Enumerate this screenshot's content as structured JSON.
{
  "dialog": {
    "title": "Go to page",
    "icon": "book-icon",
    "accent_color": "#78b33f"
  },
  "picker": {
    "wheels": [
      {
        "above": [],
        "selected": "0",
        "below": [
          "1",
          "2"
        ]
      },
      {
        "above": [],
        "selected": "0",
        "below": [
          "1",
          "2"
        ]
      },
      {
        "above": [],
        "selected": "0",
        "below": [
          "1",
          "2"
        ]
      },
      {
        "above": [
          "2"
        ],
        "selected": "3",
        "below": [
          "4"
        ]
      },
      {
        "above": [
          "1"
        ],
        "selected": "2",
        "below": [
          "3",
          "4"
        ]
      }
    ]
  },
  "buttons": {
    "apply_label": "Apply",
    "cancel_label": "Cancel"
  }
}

◇ ◇ ◇ ◇ ◇

■ What needs to be done:
Transcribe the whole listing with nothing added or left out.

■ The response:
Enumerate this screenshot's content as structured JSON.
{
  "dialog": {
    "title": "Go to page",
    "icon": "book-icon",
    "accent_color": "#78b33f"
  },
  "picker": {
    "wheels": [
      {
        "above": [],
        "selected": "0",
        "below": [
          "1",
          "2"
        ]
      },
      {
        "above": [],
        "selected": "0",
        "below": [
          "1",
          "2"
        ]
      },
      {
        "above": [],
        "selected": "0",
        "below": [
          "1",
          "2"
        ]
      },
      {
        "above": [
          "2"
        ],
        "selected": "3",
        "below": [
          "4"
        ]
      },
      {
        "above": [
          "1"
        ],
        "selected": "2",
        "below": [
          "3",
          "4"
        ]
      }
    ]
  },
  "buttons": {
    "apply_label": "Apply",
    "cancel_label": "Cancel"
  }
}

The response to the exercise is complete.